§ TASK INSTRUCTIONS
Write the listing out again, all of it, word for word.

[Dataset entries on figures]
**********

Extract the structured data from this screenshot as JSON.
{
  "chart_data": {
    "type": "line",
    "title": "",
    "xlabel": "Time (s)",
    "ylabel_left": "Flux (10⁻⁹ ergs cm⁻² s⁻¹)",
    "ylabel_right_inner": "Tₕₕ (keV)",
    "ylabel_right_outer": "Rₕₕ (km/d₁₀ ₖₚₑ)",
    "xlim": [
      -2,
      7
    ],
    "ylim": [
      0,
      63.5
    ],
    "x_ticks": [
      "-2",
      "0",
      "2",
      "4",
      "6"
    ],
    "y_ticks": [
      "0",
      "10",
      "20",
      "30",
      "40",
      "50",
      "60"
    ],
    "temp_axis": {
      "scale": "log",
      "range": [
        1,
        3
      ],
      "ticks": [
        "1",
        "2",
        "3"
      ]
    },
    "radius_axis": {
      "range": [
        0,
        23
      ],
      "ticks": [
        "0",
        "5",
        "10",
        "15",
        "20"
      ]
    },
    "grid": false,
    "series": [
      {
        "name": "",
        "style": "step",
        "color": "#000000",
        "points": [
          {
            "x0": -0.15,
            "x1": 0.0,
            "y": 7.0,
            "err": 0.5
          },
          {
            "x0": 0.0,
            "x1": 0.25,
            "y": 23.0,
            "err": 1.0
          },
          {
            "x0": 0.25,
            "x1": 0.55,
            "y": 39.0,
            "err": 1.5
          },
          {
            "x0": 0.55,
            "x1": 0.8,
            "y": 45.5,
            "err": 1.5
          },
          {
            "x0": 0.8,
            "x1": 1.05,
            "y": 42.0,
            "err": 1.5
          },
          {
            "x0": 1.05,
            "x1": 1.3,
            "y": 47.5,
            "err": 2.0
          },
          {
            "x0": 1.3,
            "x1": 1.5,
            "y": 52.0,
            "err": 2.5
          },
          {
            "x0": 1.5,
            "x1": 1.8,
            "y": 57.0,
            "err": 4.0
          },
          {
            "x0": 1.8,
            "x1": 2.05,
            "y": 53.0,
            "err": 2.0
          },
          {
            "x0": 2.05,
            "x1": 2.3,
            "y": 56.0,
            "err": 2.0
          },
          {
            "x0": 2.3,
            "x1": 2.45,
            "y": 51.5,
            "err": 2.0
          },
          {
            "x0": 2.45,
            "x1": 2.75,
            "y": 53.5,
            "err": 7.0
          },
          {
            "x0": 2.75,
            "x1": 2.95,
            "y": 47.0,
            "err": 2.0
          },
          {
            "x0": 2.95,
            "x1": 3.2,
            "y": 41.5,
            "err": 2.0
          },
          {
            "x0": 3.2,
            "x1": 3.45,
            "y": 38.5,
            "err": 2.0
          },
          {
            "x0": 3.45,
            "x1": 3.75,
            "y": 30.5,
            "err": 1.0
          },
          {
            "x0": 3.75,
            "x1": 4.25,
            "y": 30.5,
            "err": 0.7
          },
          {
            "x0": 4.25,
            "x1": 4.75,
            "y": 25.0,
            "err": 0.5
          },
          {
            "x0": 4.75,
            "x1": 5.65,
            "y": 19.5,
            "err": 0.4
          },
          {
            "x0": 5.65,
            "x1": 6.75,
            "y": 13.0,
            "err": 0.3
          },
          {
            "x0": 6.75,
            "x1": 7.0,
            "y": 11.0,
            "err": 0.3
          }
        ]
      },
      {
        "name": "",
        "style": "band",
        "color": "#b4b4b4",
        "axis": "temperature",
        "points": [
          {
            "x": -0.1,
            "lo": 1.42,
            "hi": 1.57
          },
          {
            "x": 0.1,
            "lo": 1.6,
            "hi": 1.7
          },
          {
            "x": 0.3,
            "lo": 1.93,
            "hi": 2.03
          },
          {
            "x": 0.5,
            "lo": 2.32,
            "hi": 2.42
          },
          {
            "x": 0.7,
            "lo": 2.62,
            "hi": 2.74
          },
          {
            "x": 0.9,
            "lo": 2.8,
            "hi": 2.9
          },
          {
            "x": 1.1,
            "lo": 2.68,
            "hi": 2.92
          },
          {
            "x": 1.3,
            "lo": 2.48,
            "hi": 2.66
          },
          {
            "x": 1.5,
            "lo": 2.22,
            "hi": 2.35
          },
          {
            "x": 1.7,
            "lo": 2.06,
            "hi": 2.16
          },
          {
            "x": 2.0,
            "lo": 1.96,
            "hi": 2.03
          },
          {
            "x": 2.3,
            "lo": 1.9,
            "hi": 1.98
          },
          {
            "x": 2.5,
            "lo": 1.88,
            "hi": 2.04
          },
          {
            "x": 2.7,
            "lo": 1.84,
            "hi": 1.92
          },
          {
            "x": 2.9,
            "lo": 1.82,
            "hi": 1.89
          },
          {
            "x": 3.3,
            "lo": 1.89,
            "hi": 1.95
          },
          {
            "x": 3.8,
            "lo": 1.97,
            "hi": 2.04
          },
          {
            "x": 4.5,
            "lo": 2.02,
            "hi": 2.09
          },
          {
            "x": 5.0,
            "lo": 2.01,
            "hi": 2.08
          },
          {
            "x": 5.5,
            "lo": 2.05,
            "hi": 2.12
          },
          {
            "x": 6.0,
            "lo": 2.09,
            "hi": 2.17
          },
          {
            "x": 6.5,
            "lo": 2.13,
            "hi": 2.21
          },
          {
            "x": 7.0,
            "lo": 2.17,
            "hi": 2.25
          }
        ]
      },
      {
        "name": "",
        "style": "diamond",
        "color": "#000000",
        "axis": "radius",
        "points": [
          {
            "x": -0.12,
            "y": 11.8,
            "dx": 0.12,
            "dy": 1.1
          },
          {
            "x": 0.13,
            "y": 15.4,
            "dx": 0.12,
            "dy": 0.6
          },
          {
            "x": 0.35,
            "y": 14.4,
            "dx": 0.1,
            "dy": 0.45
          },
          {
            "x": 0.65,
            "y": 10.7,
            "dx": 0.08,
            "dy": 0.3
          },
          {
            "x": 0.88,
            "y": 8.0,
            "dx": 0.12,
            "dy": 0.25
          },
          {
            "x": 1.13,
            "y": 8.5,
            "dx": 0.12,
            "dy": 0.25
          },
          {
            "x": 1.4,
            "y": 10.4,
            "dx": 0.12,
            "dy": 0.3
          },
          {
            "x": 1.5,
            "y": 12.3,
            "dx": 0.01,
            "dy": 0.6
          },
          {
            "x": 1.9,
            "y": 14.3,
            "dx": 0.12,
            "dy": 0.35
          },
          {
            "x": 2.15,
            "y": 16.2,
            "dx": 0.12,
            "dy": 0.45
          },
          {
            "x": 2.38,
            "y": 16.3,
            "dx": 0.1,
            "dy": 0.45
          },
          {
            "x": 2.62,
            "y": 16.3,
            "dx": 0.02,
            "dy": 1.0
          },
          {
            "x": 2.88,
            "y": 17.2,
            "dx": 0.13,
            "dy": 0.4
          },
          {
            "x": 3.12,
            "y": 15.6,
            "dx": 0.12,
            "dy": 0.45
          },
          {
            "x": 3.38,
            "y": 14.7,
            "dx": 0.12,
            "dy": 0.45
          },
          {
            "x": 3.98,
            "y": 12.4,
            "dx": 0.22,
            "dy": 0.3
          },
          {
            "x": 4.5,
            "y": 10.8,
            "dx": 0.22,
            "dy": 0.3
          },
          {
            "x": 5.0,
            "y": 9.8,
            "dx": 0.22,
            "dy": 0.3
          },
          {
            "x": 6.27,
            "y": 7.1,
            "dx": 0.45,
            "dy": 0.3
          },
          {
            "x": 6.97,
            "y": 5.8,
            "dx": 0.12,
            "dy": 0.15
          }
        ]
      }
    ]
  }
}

**********

§ WRITTEN RESPONSE
Extract the structured data from this screenshot as JSON.
{
  "chart_data": {
    "type": "line",
    "title": "",
    "xlabel": "Time (s)",
    "ylabel_left": "Flux (10⁻⁹ ergs cm⁻² s⁻¹)",
    "ylabel_right_inner": "Tₕₕ (keV)",
    "ylabel_right_outer": "Rₕₕ (km/d₁₀ ₖₚₑ)",
    "xlim": [
      -2,
      7
    ],
    "ylim": [
      0,
      63.5
    ],
    "x_ticks": [
      "-2",
      "0",
      "2",
      "4",
      "6"
    ],
    "y_ticks": [
      "0",
      "10",
      "20",
      "30",
      "40",
      "50",
      "60"
    ],
    "temp_axis": {
      "scale": "log",
      "range": [
        1,
        3
      ],
      "ticks": [
        "1",
        "2",
        "3"
      ]
    },
    "radius_axis": {
      "range": [
        0,
        23
      ],
      "ticks": [
        "0",
        "5",
        "10",
        "15",
        "20"
      ]
    },
    "grid": false,
    "series": [
      {
        "name": "",
        "style": "step",
        "color": "#000000",
        "points": [
          {
            "x0": -0.15,
            "x1": 0.0,
            "y": 7.0,
            "err": 0.5
          },
          {
            "x0": 0.0,
            "x1": 0.25,
            "y": 23.0,
            "err": 1.0
          },
          {
            "x0": 0.25,
            "x1": 0.55,
            "y": 39.0,
            "err": 1.5
          },
          {
            "x0": 0.55,
            "x1": 0.8,
            "y": 45.5,
            "err": 1.5
          },
          {
            "x0": 0.8,
            "x1": 1.05,
            "y": 42.0,
            "err": 1.5
          },
          {
            "x0": 1.05,
            "x1": 1.3,
            "y": 47.5,
            "err": 2.0
          },
          {
            "x0": 1.3,
            "x1": 1.5,
            "y": 52.0,
            "err": 2.5
          },
          {
            "x0": 1.5,
            "x1": 1.8,
            "y": 57.0,
            "err": 4.0
          },
          {
            "x0": 1.8,
            "x1": 2.05,
            "y": 53.0,
            "err": 2.0
          },
          {
            "x0": 2.05,
            "x1": 2.3,
            "y": 56.0,
            "err": 2.0
          },
          {
            "x0": 2.3,
            "x1": 2.45,
            "y": 51.5,
            "err": 2.0
          },
          {
            "x0": 2.45,
            "x1": 2.75,
            "y": 53.5,
            "err": 7.0
          },
          {
            "x0": 2.75,
            "x1": 2.95,
            "y": 47.0,
            "err": 2.0
          },
          {
            "x0": 2.95,
            "x1": 3.2,
            "y": 41.5,
            "err": 2.0
          },
          {
            "x0": 3.2,
            "x1": 3.45,
            "y": 38.5,
            "err": 2.0
          },
          {
            "x0": 3.45,
            "x1": 3.75,
            "y": 30.5,
            "err": 1.0
          },
          {
            "x0": 3.75,
            "x1": 4.25,
            "y": 30.5,
            "err": 0.7
          },
          {
            "x0": 4.25,
            "x1": 4.75,
            "y": 25.0,
            "err": 0.5
          },
          {
            "x0": 4.75,
            "x1": 5.65,
            "y": 19.5,
            "err": 0.4
          },
          {
            "x0": 5.65,
            "x1": 6.75,
            "y": 13.0,
            "err": 0.3
          },
          {
            "x0": 6.75,
            "x1": 7.0,
            "y": 11.0,
            "err": 0.3
          }
        ]
      },
      {
        "name": "",
        "style": "band",
        "color": "#b4b4b4",
        "axis": "temperature",
        "points": [
          {
            "x": -0.1,
            "lo": 1.42,
            "hi": 1.57
          },
          {
            "x": 0.1,
            "lo": 1.6,
            "hi": 1.7
          },
          {
            "x": 0.3,
            "lo": 1.93,
            "hi": 2.03
          },
          {
            "x": 0.5,
            "lo": 2.32,
            "hi": 2.42
          },
          {
            "x": 0.7,
            "lo": 2.62,
            "hi": 2.74
          },
          {
            "x": 0.9,
            "lo": 2.8,
            "hi": 2.9
          },
          {
            "x": 1.1,
            "lo": 2.68,
            "hi": 2.92
          },
          {
            "x": 1.3,
            "lo": 2.48,
            "hi": 2.66
          },
          {
            "x": 1.5,
            "lo": 2.22,
            "hi": 2.35
          },
          {
            "x": 1.7,
            "lo": 2.06,
            "hi": 2.16
          },
          {
            "x": 2.0,
            "lo": 1.96,
            "hi": 2.03
          },
          {
            "x": 2.3,
            "lo": 1.9,
            "hi": 1.98
          },
          {
            "x": 2.5,
            "lo": 1.88,
            "hi": 2.04
          },
          {
            "x": 2.7,
            "lo": 1.84,
            "hi": 1.92
          },
          {
            "x": 2.9,
            "lo": 1.82,
            "hi": 1.89
          },
          {
            "x": 3.3,
            "lo": 1.89,
            "hi": 1.95
          },
          {
            "x": 3.8,
            "lo": 1.97,
            "hi": 2.04
          },
          {
            "x": 4.5,
            "lo": 2.02,
            "hi": 2.09
          },
          {
            "x": 5.0,
            "lo": 2.01,
            "hi": 2.08
          },
          {
            "x": 5.5,
            "lo": 2.05,
            "hi": 2.12
          },
          {
            "x": 6.0,
            "lo": 2.09,
            "hi": 2.17
          },
          {
            "x": 6.5,
            "lo": 2.13,
            "hi": 2.21
          },
          {
            "x": 7.0,
            "lo": 2.17,
            "hi": 2.25
          }
        ]
      },
      {
        "name": "",
        "style": "diamond",
        "color": "#000000",
        "axis": "radius",
        "points": [
          {
            "x": -0.12,
            "y": 11.8,
            "dx": 0.12,
            "dy": 1.1
          },
          {
            "x": 0.13,
            "y": 15.4,
            "dx": 0.12,
            "dy": 0.6
          },
          {
            "x": 0.35,
            "y": 14.4,
            "dx": 0.1,
            "dy": 0.45
          },
          {
            "x": 0.65,
            "y": 10.7,
            "dx": 0.08,
            "dy": 0.3
          },
          {
            "x": 0.88,
            "y": 8.0,
            "dx": 0.12,
            "dy": 0.25
          },
          {
            "x": 1.13,
            "y": 8.5,
            "dx": 0.12,
            "dy": 0.25
          },
          {
            "x": 1.4,
            "y": 10.4,
            "dx": 0.12,
            "dy": 0.3
          },
          {
            "x": 1.5,
            "y": 12.3,
            "dx": 0.01,
            "dy": 0.6
          },
          {
            "x": 1.9,
            "y": 14.3,
            "dx": 0.12,
            "dy": 0.35
          },
          {
            "x": 2.15,
            "y": 16.2,
            "dx": 0.12,
            "dy": 0.45
          },
          {
            "x": 2.38,
            "y": 16.3,
            "dx": 0.1,
            "dy": 0.45
          },
          {
            "x": 2.62,
            "y": 16.3,
            "dx": 0.02,
            "dy": 1.0
          },
          {
            "x": 2.88,
            "y": 17.2,
            "dx": 0.13,
            "dy": 0.4
          },
          {
            "x": 3.12,
            "y": 15.6,
            "dx": 0.12,
            "dy": 0.45
          },
          {
            "x": 3.38,
            "y": 14.7,
            "dx": 0.12,
            "dy": 0.45
          },
          {
            "x": 3.98,
            "y": 12.4,
            "dx": 0.22,
            "dy": 0.3
          },
          {
            "x": 4.5,
            "y": 10.8,
            "dx": 0.22,
            "dy": 0.3
          },
          {
            "x": 5.0,
            "y": 9.8,
            "dx": 0.22,
            "dy": 0.3
          },
          {
            "x": 6.27,
            "y": 7.1,
            "dx": 0.45,
            "dy": 0.3
          },
          {
            "x": 6.97,
            "y": 5.8,
            "dx": 0.12,
            "dy": 0.15
          }
        ]
      }
    ]
  }
}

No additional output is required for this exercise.